(Source data)
-=-=-
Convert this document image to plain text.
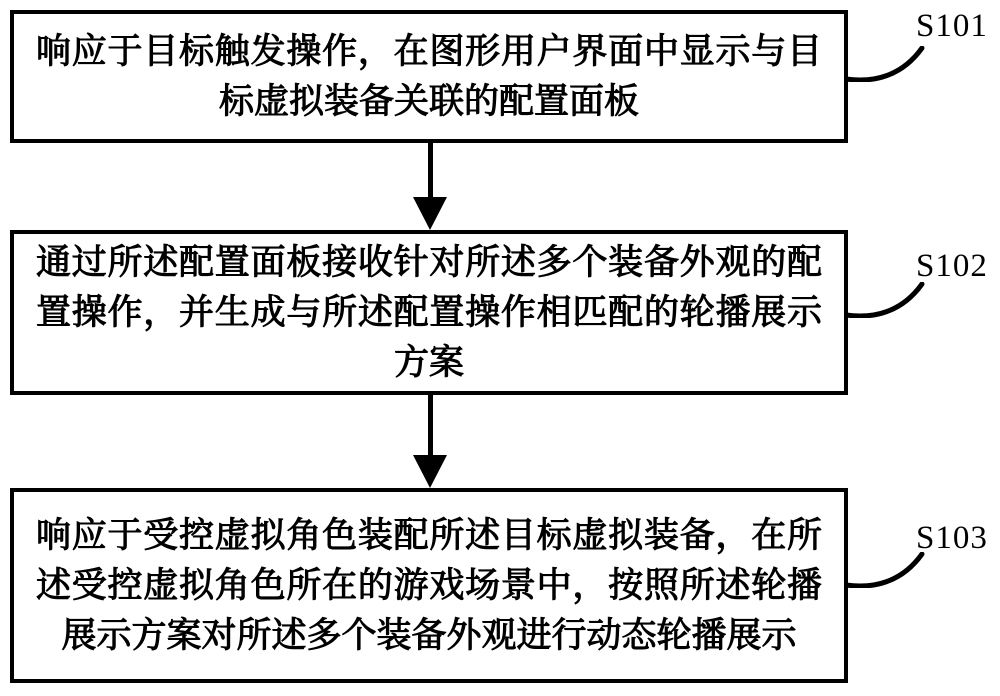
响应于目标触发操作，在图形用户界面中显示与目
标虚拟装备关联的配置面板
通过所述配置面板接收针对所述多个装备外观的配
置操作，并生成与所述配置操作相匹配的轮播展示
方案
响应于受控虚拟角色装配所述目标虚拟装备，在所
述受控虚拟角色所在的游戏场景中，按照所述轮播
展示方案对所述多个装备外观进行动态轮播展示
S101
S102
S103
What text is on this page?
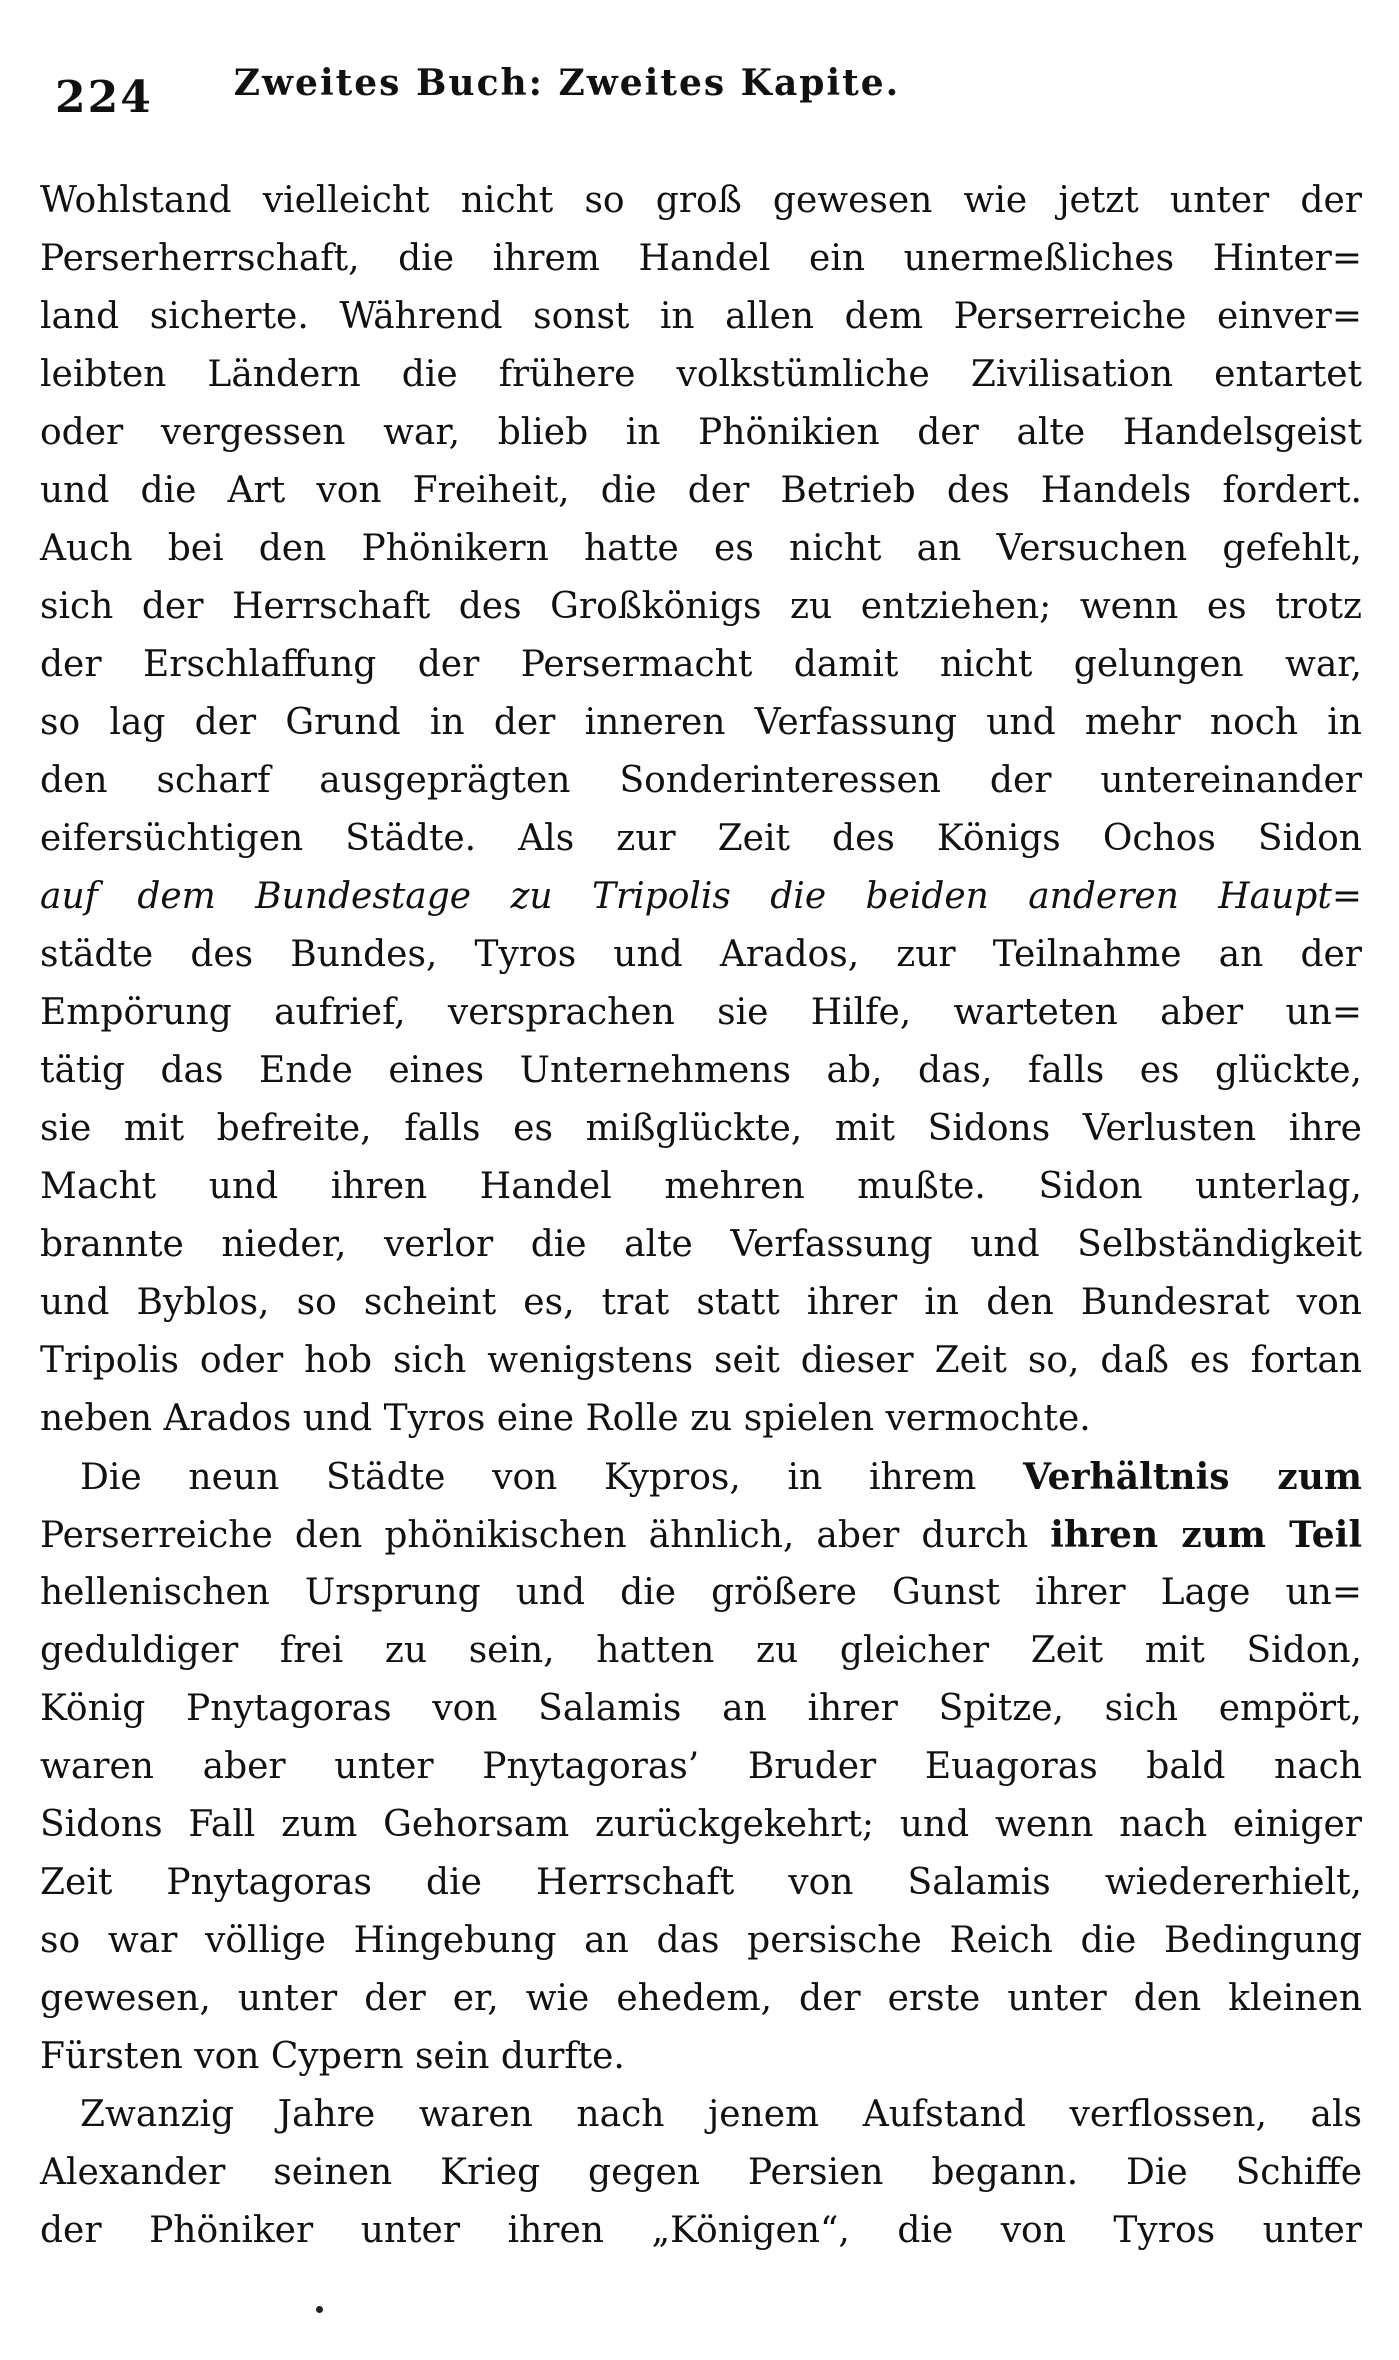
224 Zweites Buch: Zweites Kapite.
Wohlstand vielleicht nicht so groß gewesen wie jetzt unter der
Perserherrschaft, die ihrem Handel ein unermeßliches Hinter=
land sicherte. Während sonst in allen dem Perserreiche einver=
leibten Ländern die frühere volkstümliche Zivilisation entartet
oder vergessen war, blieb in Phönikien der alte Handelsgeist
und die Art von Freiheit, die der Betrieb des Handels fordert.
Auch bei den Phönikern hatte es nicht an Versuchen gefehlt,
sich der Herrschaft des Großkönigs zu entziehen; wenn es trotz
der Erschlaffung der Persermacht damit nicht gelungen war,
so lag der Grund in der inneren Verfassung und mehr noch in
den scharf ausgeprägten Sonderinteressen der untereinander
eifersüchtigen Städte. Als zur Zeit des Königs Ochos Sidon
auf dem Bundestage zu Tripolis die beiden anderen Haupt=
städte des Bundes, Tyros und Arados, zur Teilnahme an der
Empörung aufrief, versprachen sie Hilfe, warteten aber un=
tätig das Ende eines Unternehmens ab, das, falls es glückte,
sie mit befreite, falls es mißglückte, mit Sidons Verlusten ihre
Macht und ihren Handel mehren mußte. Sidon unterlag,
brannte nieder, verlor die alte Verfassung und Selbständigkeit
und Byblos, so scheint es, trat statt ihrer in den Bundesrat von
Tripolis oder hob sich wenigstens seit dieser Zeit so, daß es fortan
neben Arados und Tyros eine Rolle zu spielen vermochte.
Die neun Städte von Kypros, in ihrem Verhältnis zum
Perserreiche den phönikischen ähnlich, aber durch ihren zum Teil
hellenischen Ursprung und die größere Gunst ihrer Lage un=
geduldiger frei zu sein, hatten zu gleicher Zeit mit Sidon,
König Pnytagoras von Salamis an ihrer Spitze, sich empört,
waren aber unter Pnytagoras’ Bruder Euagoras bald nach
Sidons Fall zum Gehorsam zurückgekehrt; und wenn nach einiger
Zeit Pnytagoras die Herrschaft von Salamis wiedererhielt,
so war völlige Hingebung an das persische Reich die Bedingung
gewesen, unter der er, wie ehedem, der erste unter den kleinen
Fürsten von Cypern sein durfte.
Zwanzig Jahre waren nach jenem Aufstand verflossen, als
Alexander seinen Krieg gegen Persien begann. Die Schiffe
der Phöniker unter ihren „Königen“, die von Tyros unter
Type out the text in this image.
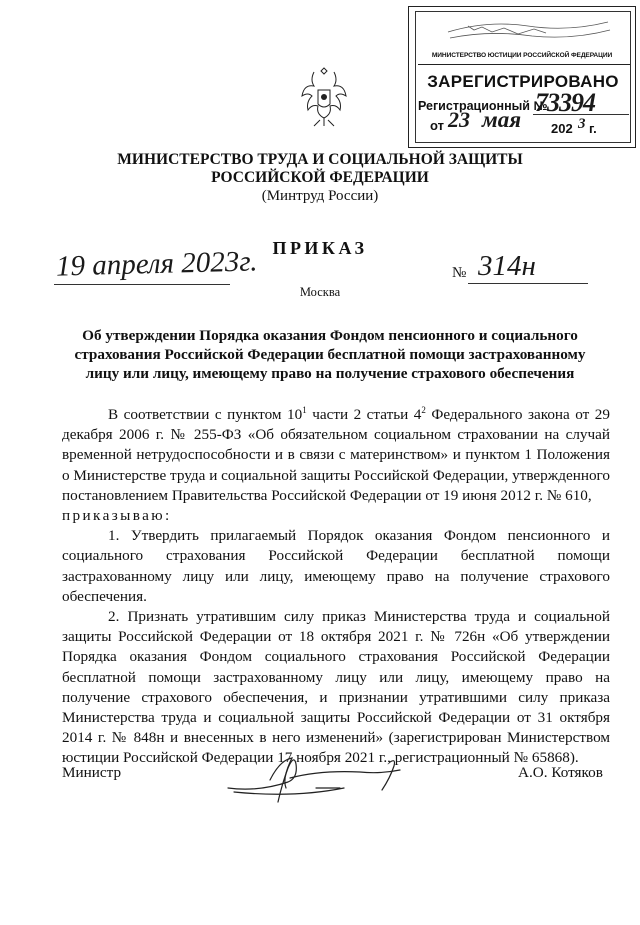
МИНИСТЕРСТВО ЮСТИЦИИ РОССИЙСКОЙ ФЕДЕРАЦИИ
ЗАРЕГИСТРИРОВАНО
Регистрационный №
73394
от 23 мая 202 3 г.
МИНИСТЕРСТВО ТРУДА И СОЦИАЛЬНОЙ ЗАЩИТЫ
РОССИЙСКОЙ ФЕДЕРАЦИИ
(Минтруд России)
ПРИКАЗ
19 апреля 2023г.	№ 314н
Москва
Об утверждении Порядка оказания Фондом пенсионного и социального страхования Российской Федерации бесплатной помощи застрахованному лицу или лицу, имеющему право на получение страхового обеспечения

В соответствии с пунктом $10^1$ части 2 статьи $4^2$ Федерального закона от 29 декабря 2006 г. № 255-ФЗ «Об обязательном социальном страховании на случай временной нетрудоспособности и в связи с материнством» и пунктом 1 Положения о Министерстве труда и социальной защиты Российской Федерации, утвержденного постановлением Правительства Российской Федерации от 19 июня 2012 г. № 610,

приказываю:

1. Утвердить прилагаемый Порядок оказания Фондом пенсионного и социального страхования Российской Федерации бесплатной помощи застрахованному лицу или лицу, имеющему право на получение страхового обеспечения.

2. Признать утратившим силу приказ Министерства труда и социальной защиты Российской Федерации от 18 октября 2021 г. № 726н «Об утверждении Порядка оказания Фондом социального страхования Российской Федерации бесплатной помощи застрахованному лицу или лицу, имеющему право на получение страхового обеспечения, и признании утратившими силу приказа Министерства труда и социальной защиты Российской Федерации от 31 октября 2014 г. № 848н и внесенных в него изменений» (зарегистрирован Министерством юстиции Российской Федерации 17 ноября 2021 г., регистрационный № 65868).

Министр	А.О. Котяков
-=-=-
WHAT NEEDS TO BE DONE => Extract the entries in full, exactly as they are, minus the pictures.

WRITTEN RESPONSE =>
Convert this document image to plain text.
响应于目标触发操作，在图形用户界面中显示与目
标虚拟装备关联的配置面板
通过所述配置面板接收针对所述多个装备外观的配
置操作，并生成与所述配置操作相匹配的轮播展示
方案
响应于受控虚拟角色装配所述目标虚拟装备，在所
述受控虚拟角色所在的游戏场景中，按照所述轮播
展示方案对所述多个装备外观进行动态轮播展示
S101
S102
S103
What text is on this page?
224 Zweites Buch: Zweites Kapite.
Wohlstand vielleicht nicht so groß gewesen wie jetzt unter der
Perserherrschaft, die ihrem Handel ein unermeßliches Hinter=
land sicherte. Während sonst in allen dem Perserreiche einver=
leibten Ländern die frühere volkstümliche Zivilisation entartet
oder vergessen war, blieb in Phönikien der alte Handelsgeist
und die Art von Freiheit, die der Betrieb des Handels fordert.
Auch bei den Phönikern hatte es nicht an Versuchen gefehlt,
sich der Herrschaft des Großkönigs zu entziehen; wenn es trotz
der Erschlaffung der Persermacht damit nicht gelungen war,
so lag der Grund in der inneren Verfassung und mehr noch in
den scharf ausgeprägten Sonderinteressen der untereinander
eifersüchtigen Städte. Als zur Zeit des Königs Ochos Sidon
auf dem Bundestage zu Tripolis die beiden anderen Haupt=
städte des Bundes, Tyros und Arados, zur Teilnahme an der
Empörung aufrief, versprachen sie Hilfe, warteten aber un=
tätig das Ende eines Unternehmens ab, das, falls es glückte,
sie mit befreite, falls es mißglückte, mit Sidons Verlusten ihre
Macht und ihren Handel mehren mußte. Sidon unterlag,
brannte nieder, verlor die alte Verfassung und Selbständigkeit
und Byblos, so scheint es, trat statt ihrer in den Bundesrat von
Tripolis oder hob sich wenigstens seit dieser Zeit so, daß es fortan
neben Arados und Tyros eine Rolle zu spielen vermochte.
Die neun Städte von Kypros, in ihrem Verhältnis zum
Perserreiche den phönikischen ähnlich, aber durch ihren zum Teil
hellenischen Ursprung und die größere Gunst ihrer Lage un=
geduldiger frei zu sein, hatten zu gleicher Zeit mit Sidon,
König Pnytagoras von Salamis an ihrer Spitze, sich empört,
waren aber unter Pnytagoras’ Bruder Euagoras bald nach
Sidons Fall zum Gehorsam zurückgekehrt; und wenn nach einiger
Zeit Pnytagoras die Herrschaft von Salamis wiedererhielt,
so war völlige Hingebung an das persische Reich die Bedingung
gewesen, unter der er, wie ehedem, der erste unter den kleinen
Fürsten von Cypern sein durfte.
Zwanzig Jahre waren nach jenem Aufstand verflossen, als
Alexander seinen Krieg gegen Persien begann. Die Schiffe
der Phöniker unter ihren „Königen“, die von Tyros unter
Type out the text in this image.
МИНИСТЕРСТВО ЮСТИЦИИ РОССИЙСКОЙ ФЕДЕРАЦИИ
ЗАРЕГИСТРИРОВАНО
Регистрационный №
73394
от 23 мая 202 3 г.
МИНИСТЕРСТВО ТРУДА И СОЦИАЛЬНОЙ ЗАЩИТЫ
РОССИЙСКОЙ ФЕДЕРАЦИИ
(Минтруд России)
ПРИКАЗ
19 апреля 2023г.	№ 314н
Москва
Об утверждении Порядка оказания Фондом пенсионного и социального страхования Российской Федерации бесплатной помощи застрахованному лицу или лицу, имеющему право на получение страхового обеспечения

В соответствии с пунктом $10^1$ части 2 статьи $4^2$ Федерального закона от 29 декабря 2006 г. № 255-ФЗ «Об обязательном социальном страховании на случай временной нетрудоспособности и в связи с материнством» и пунктом 1 Положения о Министерстве труда и социальной защиты Российской Федерации, утвержденного постановлением Правительства Российской Федерации от 19 июня 2012 г. № 610,

приказываю:

1. Утвердить прилагаемый Порядок оказания Фондом пенсионного и социального страхования Российской Федерации бесплатной помощи застрахованному лицу или лицу, имеющему право на получение страхового обеспечения.

2. Признать утратившим силу приказ Министерства труда и социальной защиты Российской Федерации от 18 октября 2021 г. № 726н «Об утверждении Порядка оказания Фондом социального страхования Российской Федерации бесплатной помощи застрахованному лицу или лицу, имеющему право на получение страхового обеспечения, и признании утратившими силу приказа Министерства труда и социальной защиты Российской Федерации от 31 октября 2014 г. № 848н и внесенных в него изменений» (зарегистрирован Министерством юстиции Российской Федерации 17 ноября 2021 г., регистрационный № 65868).

Министр	А.О. Котяков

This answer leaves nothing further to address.